**DESCRIPTION OF THE TASK**
Go through the listing and set it down exactly, leaving out its pictures.

Records that describe figures:
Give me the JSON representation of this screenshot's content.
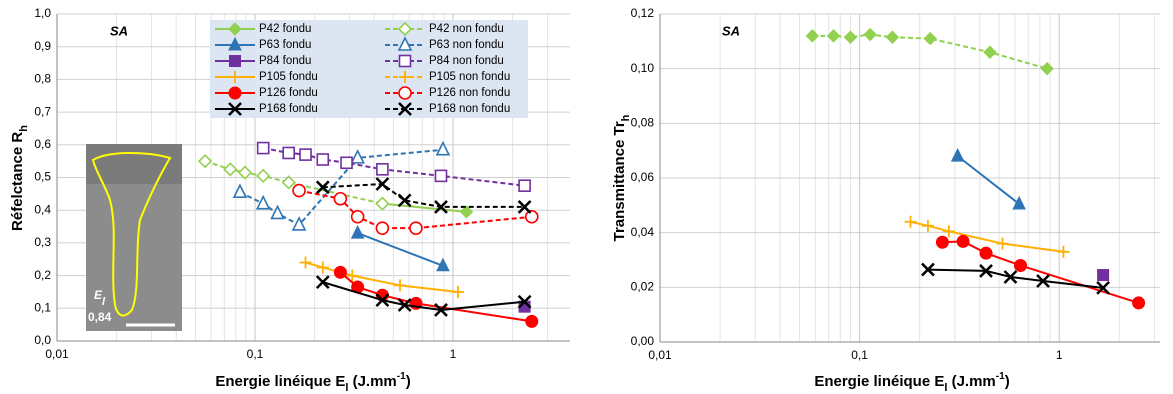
{
  "chart_data": [
    {
      "type": "line",
      "xscale": "log",
      "grid": true,
      "minor_grid": true,
      "annotation": "SA",
      "inset_label": [
        "E",
        "l"
      ],
      "inset_value": "0,84",
      "x_label": [
        "Energie linéique E",
        "l",
        " (J.mm",
        "-1",
        ")"
      ],
      "y_label": [
        "Réfelctance R",
        "h"
      ],
      "xlim": [
        0.01,
        3.9
      ],
      "ylim": [
        0,
        1.0
      ],
      "xticks": [
        {
          "value": 0.01,
          "label": "0,01"
        },
        {
          "value": 0.1,
          "label": "0,1"
        },
        1
      ],
      "yticks": [
        {
          "value": 0,
          "label": "0,0"
        },
        {
          "value": 0.1,
          "label": "0,1"
        },
        {
          "value": 0.2,
          "label": "0,2"
        },
        {
          "value": 0.3,
          "label": "0,3"
        },
        {
          "value": 0.4,
          "label": "0,4"
        },
        {
          "value": 0.5,
          "label": "0,5"
        },
        {
          "value": 0.6,
          "label": "0,6"
        },
        {
          "value": 0.7,
          "label": "0,7"
        },
        {
          "value": 0.8,
          "label": "0,8"
        },
        {
          "value": 0.9,
          "label": "0,9"
        },
        {
          "value": 1.0,
          "label": "1,0"
        }
      ],
      "series": [
        {
          "name": "P42 fondu",
          "color": "#92d050",
          "marker": "diamond",
          "filled": true,
          "dashed": false,
          "x": [
            0.44,
            1.17
          ],
          "values": [
            0.42,
            0.395
          ]
        },
        {
          "name": "P42 non fondu",
          "color": "#92d050",
          "marker": "diamond",
          "filled": false,
          "dashed": true,
          "x": [
            0.056,
            0.075,
            0.089,
            0.11,
            0.148,
            0.44
          ],
          "values": [
            0.55,
            0.525,
            0.515,
            0.505,
            0.485,
            0.42
          ]
        },
        {
          "name": "P63 fondu",
          "color": "#2e75b6",
          "marker": "triangle",
          "filled": true,
          "dashed": false,
          "x": [
            0.33,
            0.89
          ],
          "values": [
            0.33,
            0.23
          ]
        },
        {
          "name": "P63 non fondu",
          "color": "#2e75b6",
          "marker": "triangle",
          "filled": false,
          "dashed": true,
          "x": [
            0.084,
            0.11,
            0.13,
            0.167,
            0.33,
            0.89
          ],
          "values": [
            0.455,
            0.42,
            0.39,
            0.355,
            0.56,
            0.585
          ]
        },
        {
          "name": "P84 fondu",
          "color": "#7030a0",
          "marker": "square",
          "filled": true,
          "dashed": false,
          "x": [
            2.3
          ],
          "values": [
            0.105
          ]
        },
        {
          "name": "P84 non fondu",
          "color": "#7030a0",
          "marker": "square",
          "filled": false,
          "dashed": true,
          "x": [
            0.11,
            0.148,
            0.18,
            0.22,
            0.29,
            0.44,
            0.87,
            2.3
          ],
          "values": [
            0.59,
            0.575,
            0.57,
            0.555,
            0.545,
            0.525,
            0.505,
            0.475
          ]
        },
        {
          "name": "P105 fondu",
          "color": "#ffb000",
          "marker": "plus",
          "filled": true,
          "dashed": false,
          "x": [
            0.18,
            0.22,
            0.31,
            0.54,
            1.06
          ],
          "values": [
            0.24,
            0.225,
            0.2,
            0.17,
            0.15
          ]
        },
        {
          "name": "P105 non fondu",
          "color": "#ffb000",
          "marker": "plus",
          "filled": false,
          "dashed": true,
          "x": [],
          "values": []
        },
        {
          "name": "P126 fondu",
          "color": "#ff0000",
          "marker": "circle",
          "filled": true,
          "dashed": false,
          "x": [
            0.27,
            0.33,
            0.44,
            0.65,
            2.5
          ],
          "values": [
            0.21,
            0.165,
            0.14,
            0.115,
            0.06
          ]
        },
        {
          "name": "P126 non fondu",
          "color": "#ff0000",
          "marker": "circle",
          "filled": false,
          "dashed": true,
          "x": [
            0.167,
            0.27,
            0.33,
            0.44,
            0.65,
            2.5
          ],
          "values": [
            0.46,
            0.435,
            0.38,
            0.345,
            0.345,
            0.38
          ]
        },
        {
          "name": "P168 fondu",
          "color": "#000000",
          "marker": "x",
          "filled": true,
          "dashed": false,
          "x": [
            0.22,
            0.44,
            0.57,
            0.87,
            2.3
          ],
          "values": [
            0.18,
            0.125,
            0.11,
            0.095,
            0.12
          ]
        },
        {
          "name": "P168 non fondu",
          "color": "#000000",
          "marker": "x",
          "filled": false,
          "dashed": true,
          "x": [
            0.22,
            0.44,
            0.57,
            0.87,
            2.3
          ],
          "values": [
            0.47,
            0.48,
            0.43,
            0.41,
            0.41
          ]
        }
      ]
    },
    {
      "type": "line",
      "xscale": "log",
      "grid": true,
      "minor_grid": true,
      "annotation": "SA",
      "x_label": [
        "Energie linéique E",
        "l",
        " (J.mm",
        "-1",
        ")"
      ],
      "y_label": [
        "Transmittance Tr",
        "h"
      ],
      "xlim": [
        0.01,
        3.2
      ],
      "ylim": [
        0,
        0.12
      ],
      "xticks": [
        {
          "value": 0.01,
          "label": "0,01"
        },
        {
          "value": 0.1,
          "label": "0,1"
        },
        1
      ],
      "yticks": [
        {
          "value": 0,
          "label": "0,00"
        },
        {
          "value": 0.02,
          "label": "0,02"
        },
        {
          "value": 0.04,
          "label": "0,04"
        },
        {
          "value": 0.06,
          "label": "0,06"
        },
        {
          "value": 0.08,
          "label": "0,08"
        },
        {
          "value": 0.1,
          "label": "0,10"
        },
        {
          "value": 0.12,
          "label": "0,12"
        }
      ],
      "series": [
        {
          "color": "#92d050",
          "marker": "diamond",
          "filled": true,
          "dashed": true,
          "x": [
            0.058,
            0.074,
            0.09,
            0.113,
            0.146,
            0.226,
            0.45,
            0.87
          ],
          "values": [
            0.112,
            0.112,
            0.1115,
            0.1125,
            0.1115,
            0.111,
            0.106,
            0.1
          ]
        },
        {
          "color": "#2e75b6",
          "marker": "triangle",
          "filled": true,
          "dashed": false,
          "x": [
            0.31,
            0.63
          ],
          "values": [
            0.068,
            0.0505
          ]
        },
        {
          "color": "#7030a0",
          "marker": "square",
          "filled": true,
          "dashed": false,
          "x": [
            1.66
          ],
          "values": [
            0.0245
          ]
        },
        {
          "color": "#ffb000",
          "marker": "plus",
          "filled": true,
          "dashed": false,
          "x": [
            0.18,
            0.22,
            0.28,
            0.52,
            1.05
          ],
          "values": [
            0.044,
            0.0425,
            0.0405,
            0.036,
            0.033
          ]
        },
        {
          "color": "#ff0000",
          "marker": "circle",
          "filled": true,
          "dashed": false,
          "x": [
            0.26,
            0.33,
            0.43,
            0.64,
            2.5
          ],
          "values": [
            0.0365,
            0.0368,
            0.0325,
            0.028,
            0.0143
          ]
        },
        {
          "color": "#000000",
          "marker": "x",
          "filled": true,
          "dashed": false,
          "x": [
            0.22,
            0.43,
            0.57,
            0.83,
            1.66
          ],
          "values": [
            0.0265,
            0.026,
            0.0238,
            0.0223,
            0.0198
          ]
        }
      ]
    }
  ]
}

**PROBLEM SOLUTION**
Give me the JSON representation of this screenshot's content.
{
  "chart_data": [
    {
      "type": "line",
      "xscale": "log",
      "grid": true,
      "minor_grid": true,
      "annotation": "SA",
      "inset_label": [
        "E",
        "l"
      ],
      "inset_value": "0,84",
      "x_label": [
        "Energie linéique E",
        "l",
        " (J.mm",
        "-1",
        ")"
      ],
      "y_label": [
        "Réfelctance R",
        "h"
      ],
      "xlim": [
        0.01,
        3.9
      ],
      "ylim": [
        0,
        1.0
      ],
      "xticks": [
        {
          "value": 0.01,
          "label": "0,01"
        },
        {
          "value": 0.1,
          "label": "0,1"
        },
        1
      ],
      "yticks": [
        {
          "value": 0,
          "label": "0,0"
        },
        {
          "value": 0.1,
          "label": "0,1"
        },
        {
          "value": 0.2,
          "label": "0,2"
        },
        {
          "value": 0.3,
          "label": "0,3"
        },
        {
          "value": 0.4,
          "label": "0,4"
        },
        {
          "value": 0.5,
          "label": "0,5"
        },
        {
          "value": 0.6,
          "label": "0,6"
        },
        {
          "value": 0.7,
          "label": "0,7"
        },
        {
          "value": 0.8,
          "label": "0,8"
        },
        {
          "value": 0.9,
          "label": "0,9"
        },
        {
          "value": 1.0,
          "label": "1,0"
        }
      ],
      "series": [
        {
          "name": "P42 fondu",
          "color": "#92d050",
          "marker": "diamond",
          "filled": true,
          "dashed": false,
          "x": [
            0.44,
            1.17
          ],
          "values": [
            0.42,
            0.395
          ]
        },
        {
          "name": "P42 non fondu",
          "color": "#92d050",
          "marker": "diamond",
          "filled": false,
          "dashed": true,
          "x": [
            0.056,
            0.075,
            0.089,
            0.11,
            0.148,
            0.44
          ],
          "values": [
            0.55,
            0.525,
            0.515,
            0.505,
            0.485,
            0.42
          ]
        },
        {
          "name": "P63 fondu",
          "color": "#2e75b6",
          "marker": "triangle",
          "filled": true,
          "dashed": false,
          "x": [
            0.33,
            0.89
          ],
          "values": [
            0.33,
            0.23
          ]
        },
        {
          "name": "P63 non fondu",
          "color": "#2e75b6",
          "marker": "triangle",
          "filled": false,
          "dashed": true,
          "x": [
            0.084,
            0.11,
            0.13,
            0.167,
            0.33,
            0.89
          ],
          "values": [
            0.455,
            0.42,
            0.39,
            0.355,
            0.56,
            0.585
          ]
        },
        {
          "name": "P84 fondu",
          "color": "#7030a0",
          "marker": "square",
          "filled": true,
          "dashed": false,
          "x": [
            2.3
          ],
          "values": [
            0.105
          ]
        },
        {
          "name": "P84 non fondu",
          "color": "#7030a0",
          "marker": "square",
          "filled": false,
          "dashed": true,
          "x": [
            0.11,
            0.148,
            0.18,
            0.22,
            0.29,
            0.44,
            0.87,
            2.3
          ],
          "values": [
            0.59,
            0.575,
            0.57,
            0.555,
            0.545,
            0.525,
            0.505,
            0.475
          ]
        },
        {
          "name": "P105 fondu",
          "color": "#ffb000",
          "marker": "plus",
          "filled": true,
          "dashed": false,
          "x": [
            0.18,
            0.22,
            0.31,
            0.54,
            1.06
          ],
          "values": [
            0.24,
            0.225,
            0.2,
            0.17,
            0.15
          ]
        },
        {
          "name": "P105 non fondu",
          "color": "#ffb000",
          "marker": "plus",
          "filled": false,
          "dashed": true,
          "x": [],
          "values": []
        },
        {
          "name": "P126 fondu",
          "color": "#ff0000",
          "marker": "circle",
          "filled": true,
          "dashed": false,
          "x": [
            0.27,
            0.33,
            0.44,
            0.65,
            2.5
          ],
          "values": [
            0.21,
            0.165,
            0.14,
            0.115,
            0.06
          ]
        },
        {
          "name": "P126 non fondu",
          "color": "#ff0000",
          "marker": "circle",
          "filled": false,
          "dashed": true,
          "x": [
            0.167,
            0.27,
            0.33,
            0.44,
            0.65,
            2.5
          ],
          "values": [
            0.46,
            0.435,
            0.38,
            0.345,
            0.345,
            0.38
          ]
        },
        {
          "name": "P168 fondu",
          "color": "#000000",
          "marker": "x",
          "filled": true,
          "dashed": false,
          "x": [
            0.22,
            0.44,
            0.57,
            0.87,
            2.3
          ],
          "values": [
            0.18,
            0.125,
            0.11,
            0.095,
            0.12
          ]
        },
        {
          "name": "P168 non fondu",
          "color": "#000000",
          "marker": "x",
          "filled": false,
          "dashed": true,
          "x": [
            0.22,
            0.44,
            0.57,
            0.87,
            2.3
          ],
          "values": [
            0.47,
            0.48,
            0.43,
            0.41,
            0.41
          ]
        }
      ]
    },
    {
      "type": "line",
      "xscale": "log",
      "grid": true,
      "minor_grid": true,
      "annotation": "SA",
      "x_label": [
        "Energie linéique E",
        "l",
        " (J.mm",
        "-1",
        ")"
      ],
      "y_label": [
        "Transmittance Tr",
        "h"
      ],
      "xlim": [
        0.01,
        3.2
      ],
      "ylim": [
        0,
        0.12
      ],
      "xticks": [
        {
          "value": 0.01,
          "label": "0,01"
        },
        {
          "value": 0.1,
          "label": "0,1"
        },
        1
      ],
      "yticks": [
        {
          "value": 0,
          "label": "0,00"
        },
        {
          "value": 0.02,
          "label": "0,02"
        },
        {
          "value": 0.04,
          "label": "0,04"
        },
        {
          "value": 0.06,
          "label": "0,06"
        },
        {
          "value": 0.08,
          "label": "0,08"
        },
        {
          "value": 0.1,
          "label": "0,10"
        },
        {
          "value": 0.12,
          "label": "0,12"
        }
      ],
      "series": [
        {
          "color": "#92d050",
          "marker": "diamond",
          "filled": true,
          "dashed": true,
          "x": [
            0.058,
            0.074,
            0.09,
            0.113,
            0.146,
            0.226,
            0.45,
            0.87
          ],
          "values": [
            0.112,
            0.112,
            0.1115,
            0.1125,
            0.1115,
            0.111,
            0.106,
            0.1
          ]
        },
        {
          "color": "#2e75b6",
          "marker": "triangle",
          "filled": true,
          "dashed": false,
          "x": [
            0.31,
            0.63
          ],
          "values": [
            0.068,
            0.0505
          ]
        },
        {
          "color": "#7030a0",
          "marker": "square",
          "filled": true,
          "dashed": false,
          "x": [
            1.66
          ],
          "values": [
            0.0245
          ]
        },
        {
          "color": "#ffb000",
          "marker": "plus",
          "filled": true,
          "dashed": false,
          "x": [
            0.18,
            0.22,
            0.28,
            0.52,
            1.05
          ],
          "values": [
            0.044,
            0.0425,
            0.0405,
            0.036,
            0.033
          ]
        },
        {
          "color": "#ff0000",
          "marker": "circle",
          "filled": true,
          "dashed": false,
          "x": [
            0.26,
            0.33,
            0.43,
            0.64,
            2.5
          ],
          "values": [
            0.0365,
            0.0368,
            0.0325,
            0.028,
            0.0143
          ]
        },
        {
          "color": "#000000",
          "marker": "x",
          "filled": true,
          "dashed": false,
          "x": [
            0.22,
            0.43,
            0.57,
            0.83,
            1.66
          ],
          "values": [
            0.0265,
            0.026,
            0.0238,
            0.0223,
            0.0198
          ]
        }
      ]
    }
  ]
}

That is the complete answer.